The records »
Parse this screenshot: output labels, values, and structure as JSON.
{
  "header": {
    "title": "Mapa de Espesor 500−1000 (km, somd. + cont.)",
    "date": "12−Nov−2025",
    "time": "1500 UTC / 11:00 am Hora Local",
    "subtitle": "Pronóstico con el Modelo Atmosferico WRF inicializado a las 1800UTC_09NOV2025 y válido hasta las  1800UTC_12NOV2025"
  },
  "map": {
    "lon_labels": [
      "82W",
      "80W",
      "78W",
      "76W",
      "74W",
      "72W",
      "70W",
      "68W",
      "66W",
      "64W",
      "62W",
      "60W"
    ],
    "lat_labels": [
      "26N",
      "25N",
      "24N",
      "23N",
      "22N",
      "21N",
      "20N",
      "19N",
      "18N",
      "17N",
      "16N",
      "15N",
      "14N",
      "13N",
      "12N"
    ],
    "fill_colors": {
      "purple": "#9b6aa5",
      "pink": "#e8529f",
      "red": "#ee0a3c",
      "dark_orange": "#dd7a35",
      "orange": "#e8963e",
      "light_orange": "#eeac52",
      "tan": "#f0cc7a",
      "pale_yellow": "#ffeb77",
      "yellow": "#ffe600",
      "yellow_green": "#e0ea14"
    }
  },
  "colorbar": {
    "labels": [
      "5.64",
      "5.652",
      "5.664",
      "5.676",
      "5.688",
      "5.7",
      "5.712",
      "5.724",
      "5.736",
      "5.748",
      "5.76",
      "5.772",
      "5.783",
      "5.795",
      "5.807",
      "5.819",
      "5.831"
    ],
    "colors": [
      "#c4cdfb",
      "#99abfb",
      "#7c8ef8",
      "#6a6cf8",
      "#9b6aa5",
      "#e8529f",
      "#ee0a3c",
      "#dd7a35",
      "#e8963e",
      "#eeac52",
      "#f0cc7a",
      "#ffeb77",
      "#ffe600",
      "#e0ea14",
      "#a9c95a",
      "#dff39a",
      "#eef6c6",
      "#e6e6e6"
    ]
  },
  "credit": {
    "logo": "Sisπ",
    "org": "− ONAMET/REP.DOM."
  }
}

To do » Return the full listing, character for character.

Completed exercise »
Parse this screenshot: output labels, values, and structure as JSON.
{
  "header": {
    "title": "Mapa de Espesor 500−1000 (km, somd. + cont.)",
    "date": "12−Nov−2025",
    "time": "1500 UTC / 11:00 am Hora Local",
    "subtitle": "Pronóstico con el Modelo Atmosferico WRF inicializado a las 1800UTC_09NOV2025 y válido hasta las  1800UTC_12NOV2025"
  },
  "map": {
    "lon_labels": [
      "82W",
      "80W",
      "78W",
      "76W",
      "74W",
      "72W",
      "70W",
      "68W",
      "66W",
      "64W",
      "62W",
      "60W"
    ],
    "lat_labels": [
      "26N",
      "25N",
      "24N",
      "23N",
      "22N",
      "21N",
      "20N",
      "19N",
      "18N",
      "17N",
      "16N",
      "15N",
      "14N",
      "13N",
      "12N"
    ],
    "fill_colors": {
      "purple": "#9b6aa5",
      "pink": "#e8529f",
      "red": "#ee0a3c",
      "dark_orange": "#dd7a35",
      "orange": "#e8963e",
      "light_orange": "#eeac52",
      "tan": "#f0cc7a",
      "pale_yellow": "#ffeb77",
      "yellow": "#ffe600",
      "yellow_green": "#e0ea14"
    }
  },
  "colorbar": {
    "labels": [
      "5.64",
      "5.652",
      "5.664",
      "5.676",
      "5.688",
      "5.7",
      "5.712",
      "5.724",
      "5.736",
      "5.748",
      "5.76",
      "5.772",
      "5.783",
      "5.795",
      "5.807",
      "5.819",
      "5.831"
    ],
    "colors": [
      "#c4cdfb",
      "#99abfb",
      "#7c8ef8",
      "#6a6cf8",
      "#9b6aa5",
      "#e8529f",
      "#ee0a3c",
      "#dd7a35",
      "#e8963e",
      "#eeac52",
      "#f0cc7a",
      "#ffeb77",
      "#ffe600",
      "#e0ea14",
      "#a9c95a",
      "#dff39a",
      "#eef6c6",
      "#e6e6e6"
    ]
  },
  "credit": {
    "logo": "Sisπ",
    "org": "− ONAMET/REP.DOM."
  }
}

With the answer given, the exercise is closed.